WRITTEN EXERCISE:
Give the entries back exactly, dropping each image.

Dataset items:
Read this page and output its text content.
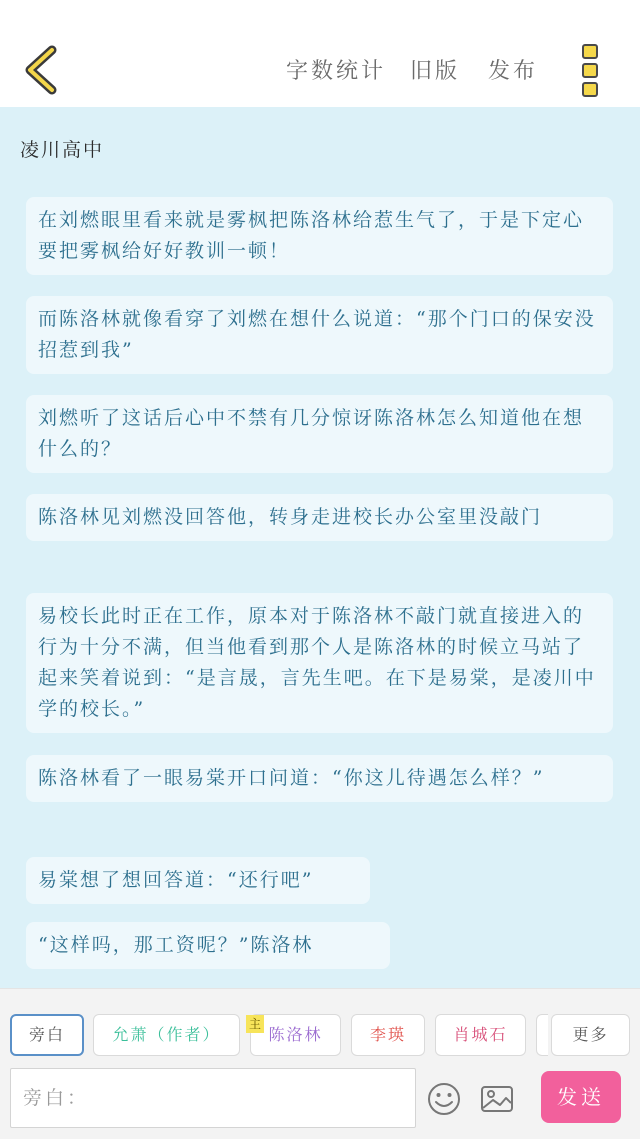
字数统计 旧版 发布
凌川高中
在刘燃眼里看来就是雾枫把陈洛林给惹生气了，于是下定心要把雾枫给好好教训一顿！
而陈洛林就像看穿了刘燃在想什么说道：“那个门口的保安没招惹到我”
刘燃听了这话后心中不禁有几分惊讶陈洛林怎么知道他在想什么的？
陈洛林见刘燃没回答他，转身走进校长办公室里没敲门
易校长此时正在工作，原本对于陈洛林不敲门就直接进入的行为十分不满，但当他看到那个人是陈洛林的时候立马站了起来笑着说到：“是言晟，言先生吧。在下是易棠，是凌川中学的校长。”
陈洛林看了一眼易棠开口问道：“你这儿待遇怎么样？”
易棠想了想回答道：“还行吧”
“这样吗，那工资呢？”陈洛林
旁白	允萧（作者）	陈洛林
主
李瑛	肖城石	更多
旁白：	发送
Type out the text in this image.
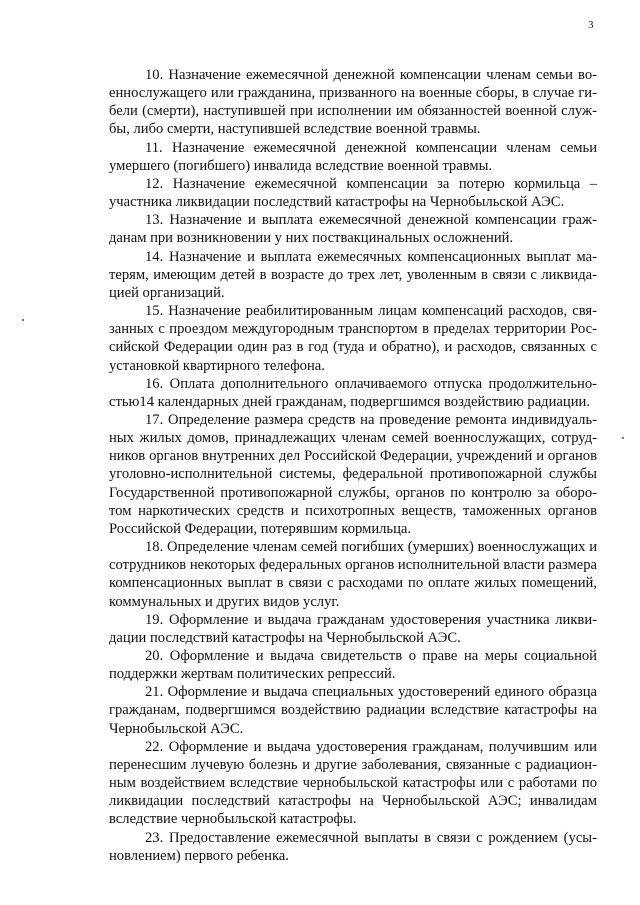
3

10. Назначение ежемесячной денежной компенсации членам семьи военнослужащего или гражданина, призванного на военные сборы, в случае гибели (смерти), наступившей при исполнении им обязанностей военной службы, либо смерти, наступившей вследствие военной травмы.

11. Назначение ежемесячной денежной компенсации членам семьи умершего (погибшего) инвалида вследствие военной травмы.

12. Назначение ежемесячной компенсации за потерю кормильца – участника ликвидации последствий катастрофы на Чернобыльской АЭС.

13. Назначение и выплата ежемесячной денежной компенсации гражданам при возникновении у них поствакцинальных осложнений.

14. Назначение и выплата ежемесячных компенсационных выплат матерям, имеющим детей в возрасте до трех лет, уволенным в связи с ликвидацией организаций.

15. Назначение реабилитированным лицам компенсаций расходов, связанных с проездом междугородным транспортом в пределах территории Российской Федерации один раз в год (туда и обратно), и расходов, связанных с установкой квартирного телефона.

16. Оплата дополнительного оплачиваемого отпуска продолжительностью14 календарных дней гражданам, подвергшимся воздействию радиации.

17. Определение размера средств на проведение ремонта индивидуальных жилых домов, принадлежащих членам семей военнослужащих, сотрудников органов внутренних дел Российской Федерации, учреждений и органов уголовно-исполнительной системы, федеральной противопожарной службы Государственной противопожарной службы, органов по контролю за оборотом наркотических средств и психотропных веществ, таможенных органов Российской Федерации, потерявшим кормильца.

18. Определение членам семей погибших (умерших) военнослужащих и сотрудников некоторых федеральных органов исполнительной власти размера компенсационных выплат в связи с расходами по оплате жилых помещений, коммунальных и других видов услуг.

19. Оформление и выдача гражданам удостоверения участника ликвидации последствий катастрофы на Чернобыльской АЭС.

20. Оформление и выдача свидетельств о праве на меры социальной поддержки жертвам политических репрессий.

21. Оформление и выдача специальных удостоверений единого образца гражданам, подвергшимся воздействию радиации вследствие катастрофы на Чернобыльской АЭС.

22. Оформление и выдача удостоверения гражданам, получившим или перенесшим лучевую болезнь и другие заболевания, связанные с радиационным воздействием вследствие чернобыльской катастрофы или с работами по ликвидации последствий катастрофы на Чернобыльской АЭС; инвалидам вследствие чернобыльской катастрофы.

23. Предоставление ежемесячной выплаты в связи с рождением (усыновлением) первого ребенка.
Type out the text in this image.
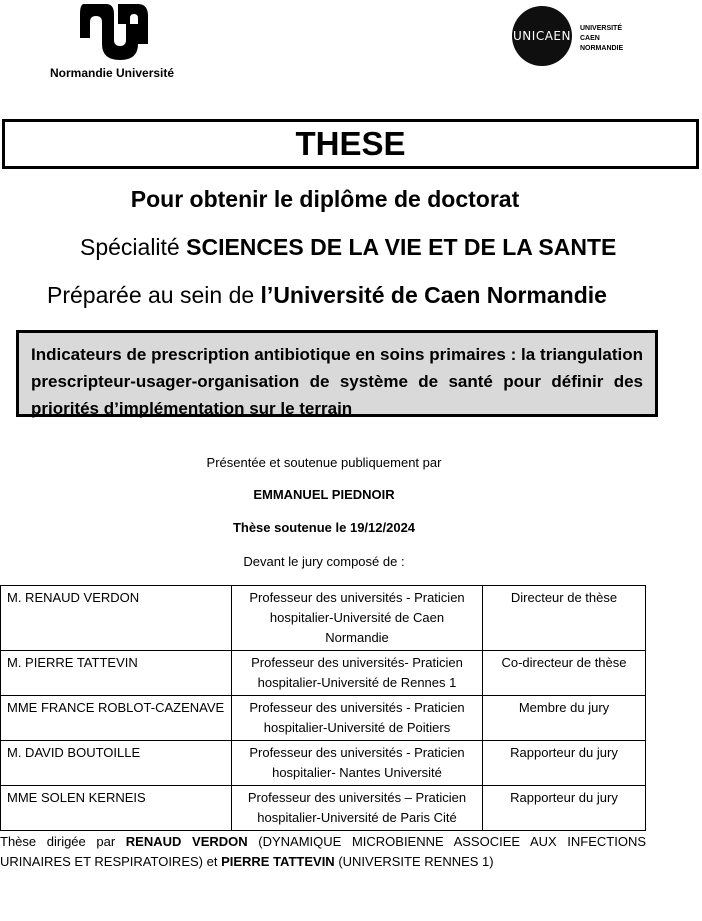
Normandie Université
UNICAEN
UNIVERSITÉ
CAEN
NORMANDIE
THESE
Pour obtenir le diplôme de doctorat
Spécialité SCIENCES DE LA VIE ET DE LA SANTE
Préparée au sein de l’Université de Caen Normandie
Indicateurs de prescription antibiotique en soins primaires : la triangulation prescripteur-usager-organisation de système de santé pour définir des priorités d’implémentation sur le terrain
Présentée et soutenue publiquement par
EMMANUEL PIEDNOIR
Thèse soutenue le 19/12/2024
Devant le jury composé de :
M. RENAUD VERDON	Professeur des universités - Praticien hospitalier-Université de Caen Normandie	Directeur de thèse
M. PIERRE TATTEVIN	Professeur des universités- Praticien hospitalier-Université de Rennes 1	Co-directeur de thèse
MME FRANCE ROBLOT-CAZENAVE	Professeur des universités - Praticien hospitalier-Université de Poitiers	Membre du jury
M. DAVID BOUTOILLE	Professeur des universités - Praticien hospitalier- Nantes Université	Rapporteur du jury
MME SOLEN KERNEIS	Professeur des universités – Praticien hospitalier-Université de Paris Cité	Rapporteur du jury
Thèse dirigée par RENAUD VERDON (DYNAMIQUE MICROBIENNE ASSOCIEE AUX INFECTIONS URINAIRES ET RESPIRATOIRES) et PIERRE TATTEVIN (UNIVERSITE RENNES 1)
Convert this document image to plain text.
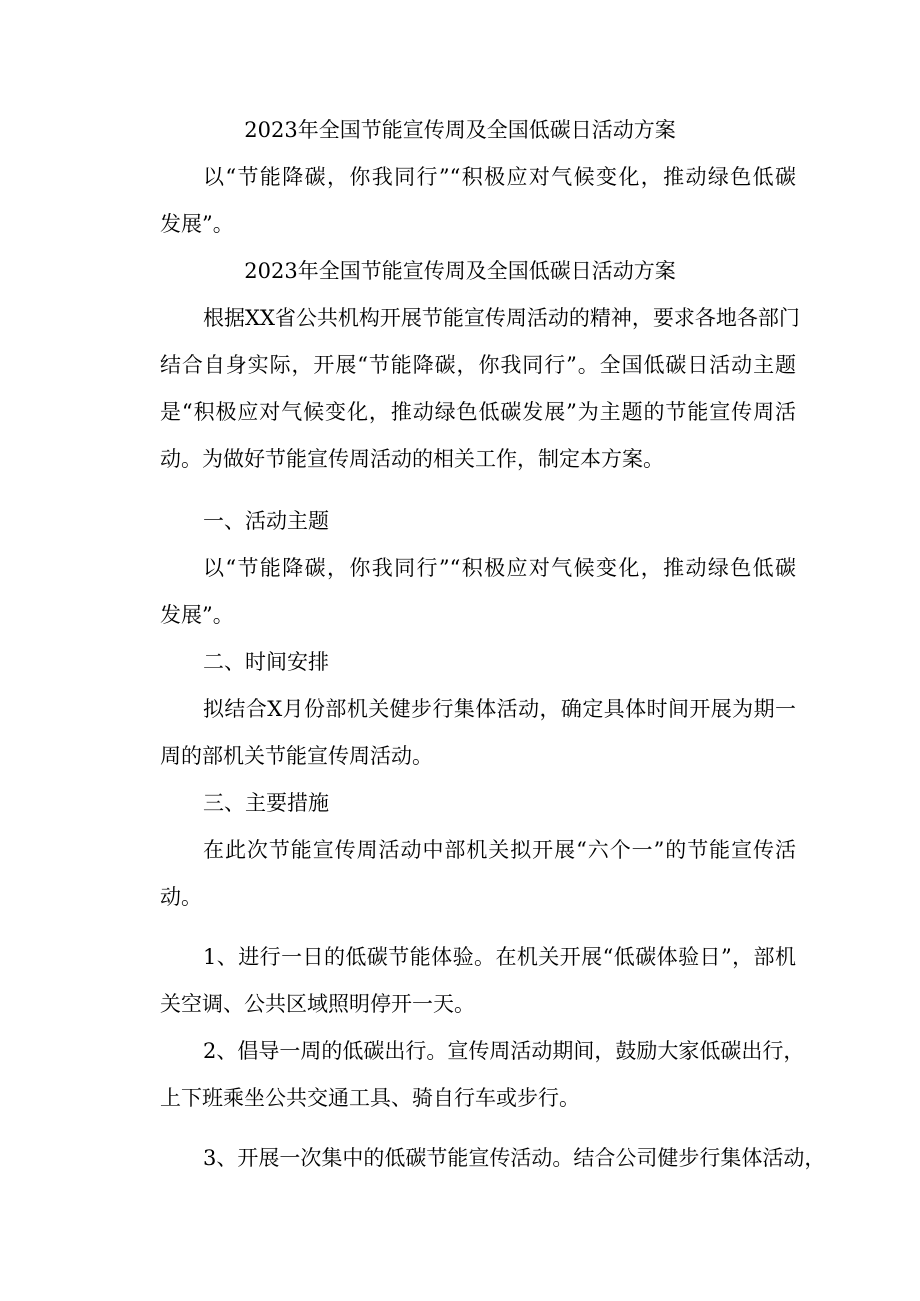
2023年全国节能宣传周及全国低碳日活动方案
以“节能降碳，你我同行”“积极应对气候变化，推动绿色低碳
发展”。
2023年全国节能宣传周及全国低碳日活动方案
根据XX省公共机构开展节能宣传周活动的精神，要求各地各部门
结合自身实际，开展“节能降碳，你我同行”。全国低碳日活动主题
是“积极应对气候变化，推动绿色低碳发展”为主题的节能宣传周活
动。为做好节能宣传周活动的相关工作，制定本方案。
一、活动主题
以“节能降碳，你我同行”“积极应对气候变化，推动绿色低碳
发展”。
二、时间安排
拟结合X月份部机关健步行集体活动，确定具体时间开展为期一
周的部机关节能宣传周活动。
三、主要措施
在此次节能宣传周活动中部机关拟开展“六个一”的节能宣传活
动。
1、进行一日的低碳节能体验。在机关开展“低碳体验日”，部机
关空调、公共区域照明停开一天。
2、倡导一周的低碳出行。宣传周活动期间，鼓励大家低碳出行，
上下班乘坐公共交通工具、骑自行车或步行。
3、开展一次集中的低碳节能宣传活动。结合公司健步行集体活动，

COMPLETED TASK:
Read this page and output its text content.
字数统计 旧版 发布
凌川高中
在刘燃眼里看来就是雾枫把陈洛林给惹生气了，于是下定心要把雾枫给好好教训一顿！
而陈洛林就像看穿了刘燃在想什么说道：“那个门口的保安没招惹到我”
刘燃听了这话后心中不禁有几分惊讶陈洛林怎么知道他在想什么的？
陈洛林见刘燃没回答他，转身走进校长办公室里没敲门
易校长此时正在工作，原本对于陈洛林不敲门就直接进入的行为十分不满，但当他看到那个人是陈洛林的时候立马站了起来笑着说到：“是言晟，言先生吧。在下是易棠，是凌川中学的校长。”
陈洛林看了一眼易棠开口问道：“你这儿待遇怎么样？”
易棠想了想回答道：“还行吧”
“这样吗，那工资呢？”陈洛林
旁白	允萧（作者）	陈洛林
主
李瑛	肖城石	更多
旁白：	发送
Type out the text in this image.
3

10. Назначение ежемесячной денежной компенсации членам семьи военнослужащего или гражданина, призванного на военные сборы, в случае гибели (смерти), наступившей при исполнении им обязанностей военной службы, либо смерти, наступившей вследствие военной травмы.

11. Назначение ежемесячной денежной компенсации членам семьи умершего (погибшего) инвалида вследствие военной травмы.

12. Назначение ежемесячной компенсации за потерю кормильца – участника ликвидации последствий катастрофы на Чернобыльской АЭС.

13. Назначение и выплата ежемесячной денежной компенсации гражданам при возникновении у них поствакцинальных осложнений.

14. Назначение и выплата ежемесячных компенсационных выплат матерям, имеющим детей в возрасте до трех лет, уволенным в связи с ликвидацией организаций.

15. Назначение реабилитированным лицам компенсаций расходов, связанных с проездом междугородным транспортом в пределах территории Российской Федерации один раз в год (туда и обратно), и расходов, связанных с установкой квартирного телефона.

16. Оплата дополнительного оплачиваемого отпуска продолжительностью14 календарных дней гражданам, подвергшимся воздействию радиации.

17. Определение размера средств на проведение ремонта индивидуальных жилых домов, принадлежащих членам семей военнослужащих, сотрудников органов внутренних дел Российской Федерации, учреждений и органов уголовно-исполнительной системы, федеральной противопожарной службы Государственной противопожарной службы, органов по контролю за оборотом наркотических средств и психотропных веществ, таможенных органов Российской Федерации, потерявшим кормильца.

18. Определение членам семей погибших (умерших) военнослужащих и сотрудников некоторых федеральных органов исполнительной власти размера компенсационных выплат в связи с расходами по оплате жилых помещений, коммунальных и других видов услуг.

19. Оформление и выдача гражданам удостоверения участника ликвидации последствий катастрофы на Чернобыльской АЭС.

20. Оформление и выдача свидетельств о праве на меры социальной поддержки жертвам политических репрессий.

21. Оформление и выдача специальных удостоверений единого образца гражданам, подвергшимся воздействию радиации вследствие катастрофы на Чернобыльской АЭС.

22. Оформление и выдача удостоверения гражданам, получившим или перенесшим лучевую болезнь и другие заболевания, связанные с радиационным воздействием вследствие чернобыльской катастрофы или с работами по ликвидации последствий катастрофы на Чернобыльской АЭС; инвалидам вследствие чернобыльской катастрофы.

23. Предоставление ежемесячной выплаты в связи с рождением (усыновлением) первого ребенка.
Type out the text in this image.
Normandie Université
UNICAEN
UNIVERSITÉ
CAEN
NORMANDIE
THESE
Pour obtenir le diplôme de doctorat
Spécialité SCIENCES DE LA VIE ET DE LA SANTE
Préparée au sein de l’Université de Caen Normandie
Indicateurs de prescription antibiotique en soins primaires : la triangulation prescripteur-usager-organisation de système de santé pour définir des priorités d’implémentation sur le terrain
Présentée et soutenue publiquement par
EMMANUEL PIEDNOIR
Thèse soutenue le 19/12/2024
Devant le jury composé de :
M. RENAUD VERDON	Professeur des universités - Praticien hospitalier-Université de Caen Normandie	Directeur de thèse
M. PIERRE TATTEVIN	Professeur des universités- Praticien hospitalier-Université de Rennes 1	Co-directeur de thèse
MME FRANCE ROBLOT-CAZENAVE	Professeur des universités - Praticien hospitalier-Université de Poitiers	Membre du jury
M. DAVID BOUTOILLE	Professeur des universités - Praticien hospitalier- Nantes Université	Rapporteur du jury
MME SOLEN KERNEIS	Professeur des universités – Praticien hospitalier-Université de Paris Cité	Rapporteur du jury
Thèse dirigée par RENAUD VERDON (DYNAMIQUE MICROBIENNE ASSOCIEE AUX INFECTIONS URINAIRES ET RESPIRATOIRES) et PIERRE TATTEVIN (UNIVERSITE RENNES 1)
Convert this document image to plain text.
2023年全国节能宣传周及全国低碳日活动方案
以“节能降碳，你我同行”“积极应对气候变化，推动绿色低碳
发展”。
2023年全国节能宣传周及全国低碳日活动方案
根据XX省公共机构开展节能宣传周活动的精神，要求各地各部门
结合自身实际，开展“节能降碳，你我同行”。全国低碳日活动主题
是“积极应对气候变化，推动绿色低碳发展”为主题的节能宣传周活
动。为做好节能宣传周活动的相关工作，制定本方案。
一、活动主题
以“节能降碳，你我同行”“积极应对气候变化，推动绿色低碳
发展”。
二、时间安排
拟结合X月份部机关健步行集体活动，确定具体时间开展为期一
周的部机关节能宣传周活动。
三、主要措施
在此次节能宣传周活动中部机关拟开展“六个一”的节能宣传活
动。
1、进行一日的低碳节能体验。在机关开展“低碳体验日”，部机
关空调、公共区域照明停开一天。
2、倡导一周的低碳出行。宣传周活动期间，鼓励大家低碳出行，
上下班乘坐公共交通工具、骑自行车或步行。
3、开展一次集中的低碳节能宣传活动。结合公司健步行集体活动，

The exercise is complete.